• **Task prompt**: Read the lines below. Copy out any that hold the string "document".
### Records to process
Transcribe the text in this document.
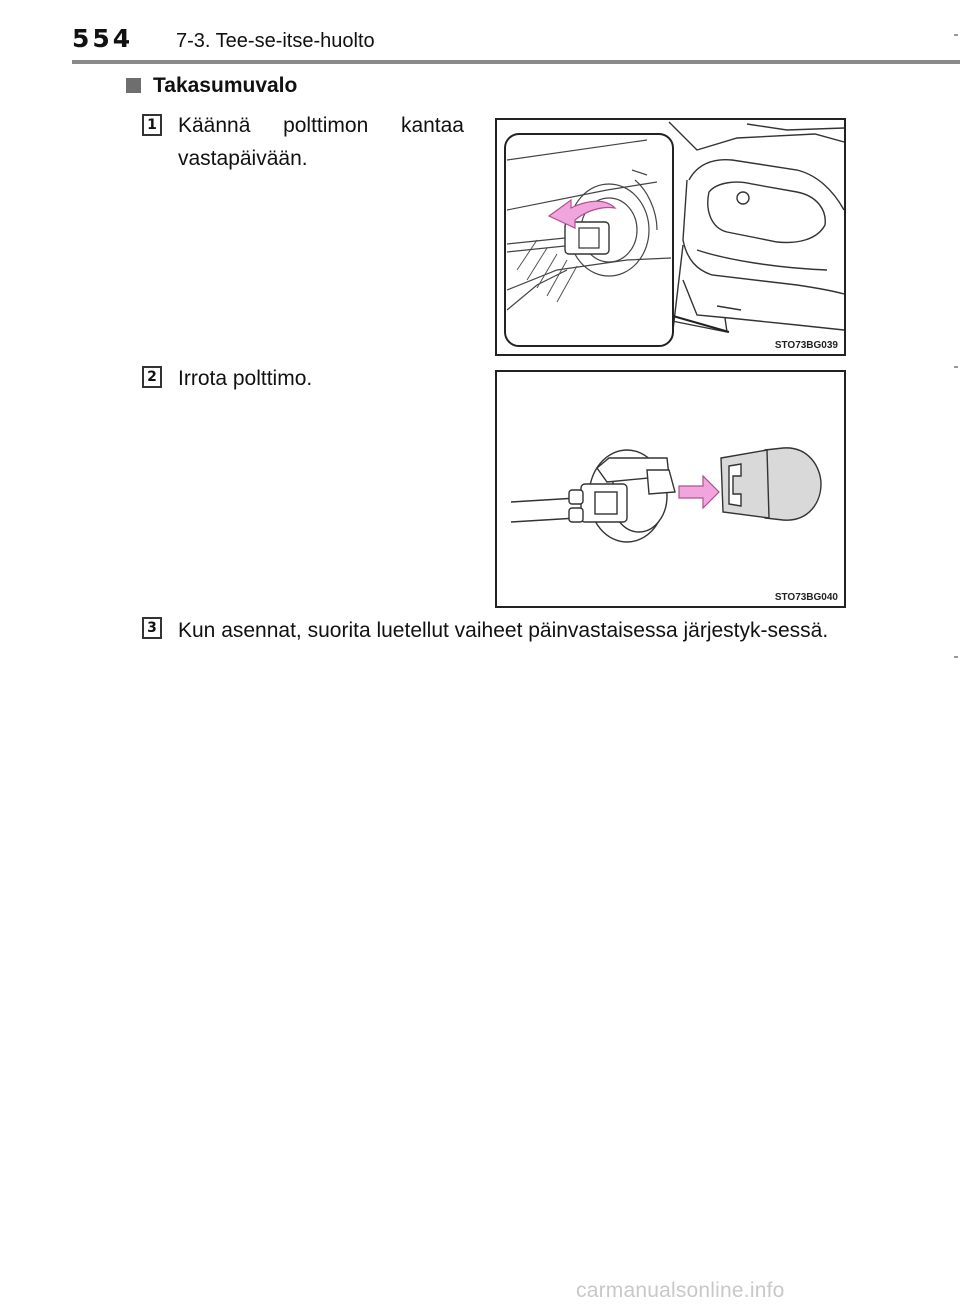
554 7-3. Tee-se-itse-huolto
Takasumuvalo
1 Käännä polttimon kantaa vastapäivään.
STO73BG039
2 Irrota polttimo.
STO73BG040
3 Kun asennat, suorita luetellut vaiheet päinvastaisessa järjestyk-sessä.
carmanualsonline.info
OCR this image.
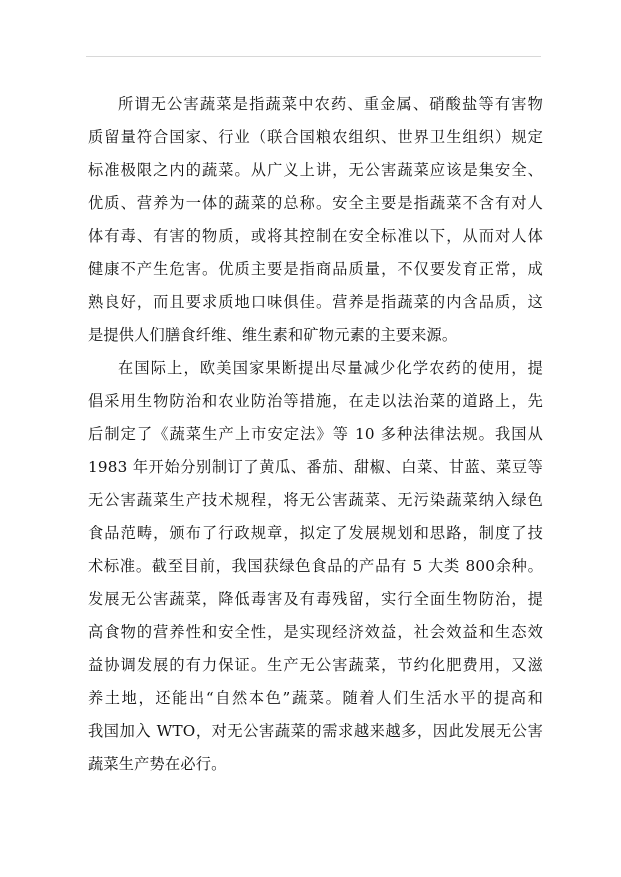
所谓无公害蔬菜是指蔬菜中农药、重金属、硝酸盐等有害物
质留量符合国家、行业（联合国粮农组织、世界卫生组织）规定
标准极限之内的蔬菜。从广义上讲，无公害蔬菜应该是集安全、
优质、营养为一体的蔬菜的总称。安全主要是指蔬菜不含有对人
体有毒、有害的物质，或将其控制在安全标准以下，从而对人体
健康不产生危害。优质主要是指商品质量，不仅要发育正常，成
熟良好，而且要求质地口味俱佳。营养是指蔬菜的内含品质，这
是提供人们膳食纤维、维生素和矿物元素的主要来源。
在国际上，欧美国家果断提出尽量减少化学农药的使用，提
倡采用生物防治和农业防治等措施，在走以法治菜的道路上，先
后制定了《蔬菜生产上市安定法》等 10 多种法律法规。我国从
1983 年开始分别制订了黄瓜、番茄、甜椒、白菜、甘蓝、菜豆等
无公害蔬菜生产技术规程，将无公害蔬菜、无污染蔬菜纳入绿色
食品范畴，颁布了行政规章，拟定了发展规划和思路，制度了技
术标准。截至目前，我国获绿色食品的产品有 5 大类 800余种。
发展无公害蔬菜，降低毒害及有毒残留，实行全面生物防治，提
高食物的营养性和安全性，是实现经济效益，社会效益和生态效
益协调发展的有力保证。生产无公害蔬菜，节约化肥费用，又滋
养土地，还能出“自然本色”蔬菜。随着人们生活水平的提高和
我国加入 WTO，对无公害蔬菜的需求越来越多，因此发展无公害
蔬菜生产势在必行。
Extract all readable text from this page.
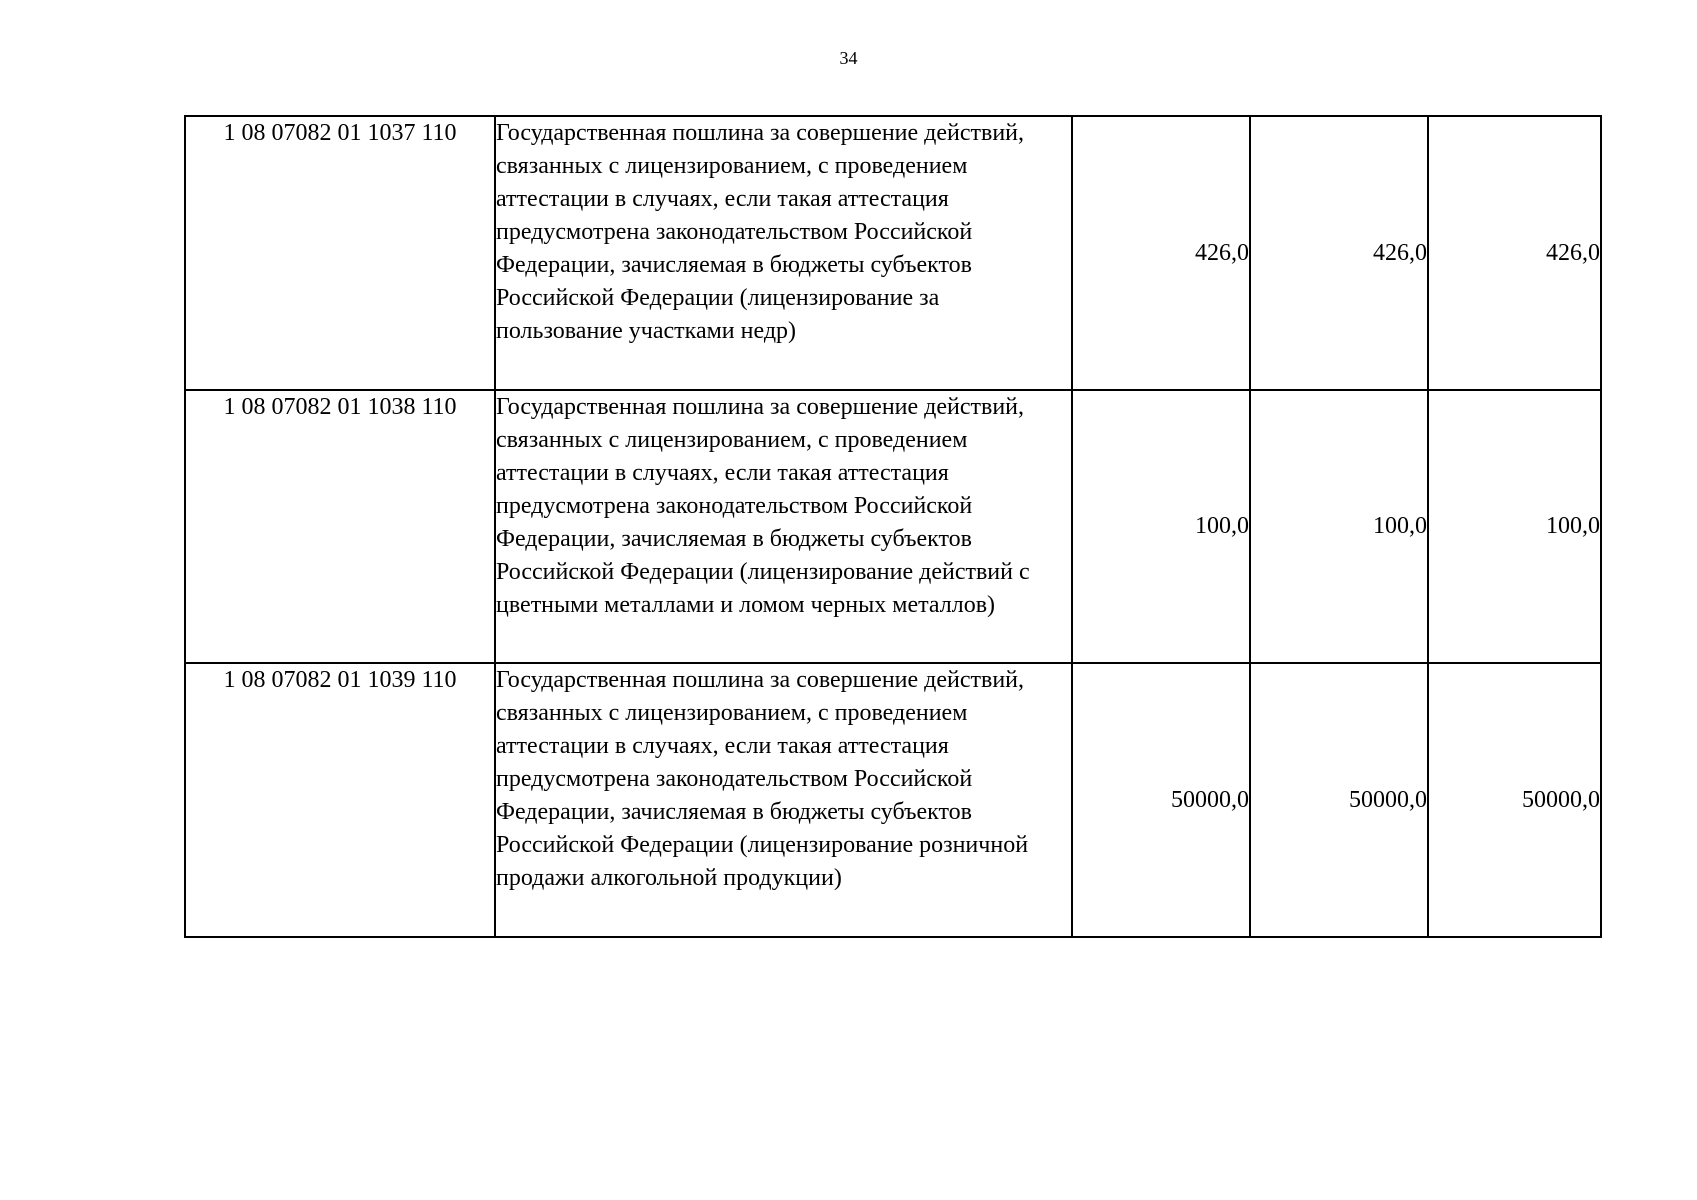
34
1 08 07082 01 1037 110	Государственная пошлина за совершение действий, связанных с лицензированием, с проведением аттестации в случаях, если такая аттестация предусмотрена законодательством Российской Федерации, зачисляемая в бюджеты субъектов Российской Федерации (лицензирование за пользование участками недр)	426,0	426,0	426,0
1 08 07082 01 1038 110	Государственная пошлина за совершение действий, связанных с лицензированием, с проведением аттестации в случаях, если такая аттестация предусмотрена законодательством Российской Федерации, зачисляемая в бюджеты субъектов Российской Федерации (лицензирование действий с цветными металлами и ломом черных металлов)	100,0	100,0	100,0
1 08 07082 01 1039 110	Государственная пошлина за совершение действий, связанных с лицензированием, с проведением аттестации в случаях, если такая аттестация предусмотрена законодательством Российской Федерации, зачисляемая в бюджеты субъектов Российской Федерации (лицензирование розничной продажи алкогольной продукции)	50000,0	50000,0	50000,0
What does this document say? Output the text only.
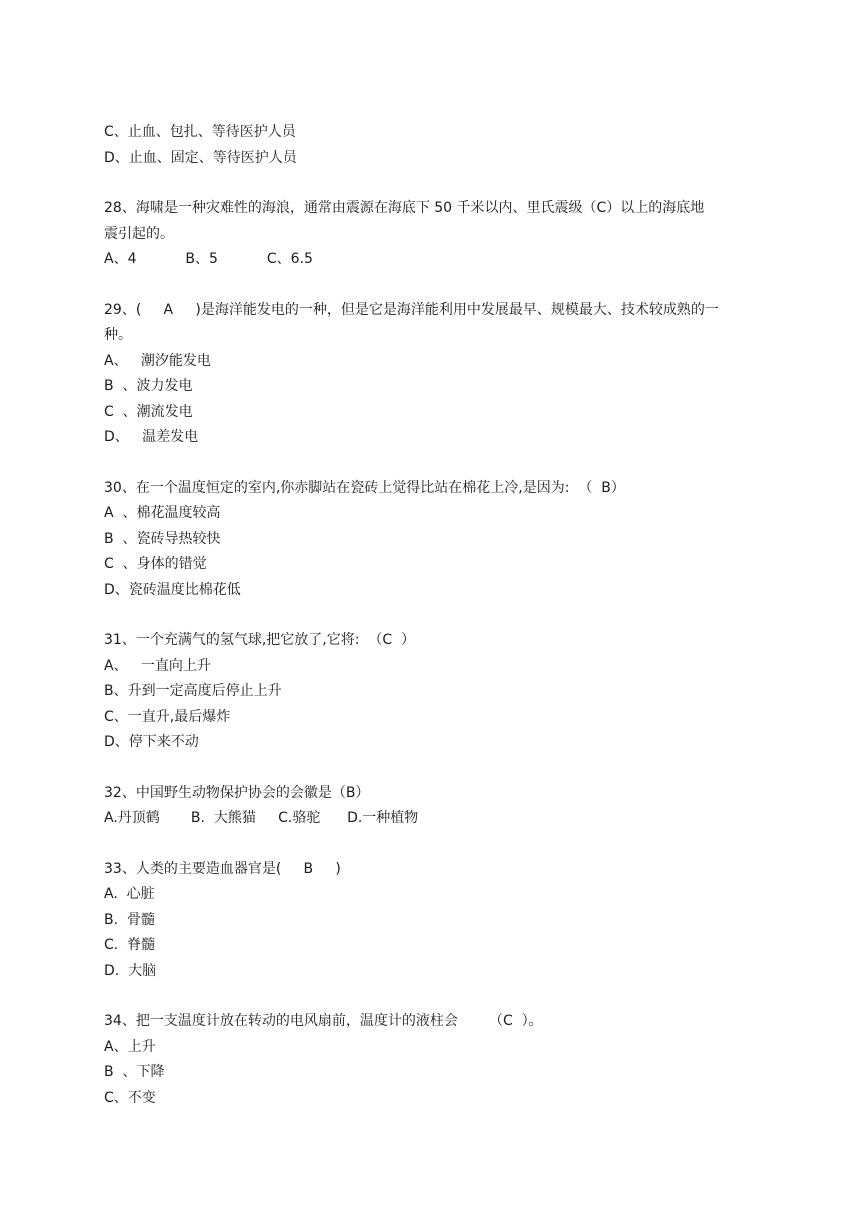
C、止血、包扎、等待医护人员
D、止血、固定、等待医护人员
28、海啸是一种灾难性的海浪，通常由震源在海底下 50 千米以内、里氏震级（C）以上的海底地
震引起的。
A、4           B、5           C、6.5
29、(     A     )是海洋能发电的一种，但是它是海洋能利用中发展最早、规模最大、技术较成熟的一
种。
A、   潮汐能发电
B  、波力发电
C  、潮流发电
D、   温差发电
30、在一个温度恒定的室内,你赤脚站在瓷砖上觉得比站在棉花上冷,是因为:  （  B）
A  、棉花温度较高
B  、瓷砖导热较快
C  、身体的错觉
D、瓷砖温度比棉花低
31、一个充满气的氢气球,把它放了,它将:  （C  ）
A、   一直向上升
B、升到一定高度后停止上升
C、一直升,最后爆炸
D、停下来不动
32、中国野生动物保护协会的会徽是（B）
A.丹顶鹤       B.  大熊猫     C.骆驼      D.一种植物
33、人类的主要造血器官是(     B     )
A.  心脏
B.  骨髓
C.  脊髓
D.  大脑
34、把一支温度计放在转动的电风扇前，温度计的液柱会       （C  ）。
A、上升
B  、下降
C、不变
######
• **Solution for this task**:
Transcribe the text in this document.
What does this document say? Output the text only.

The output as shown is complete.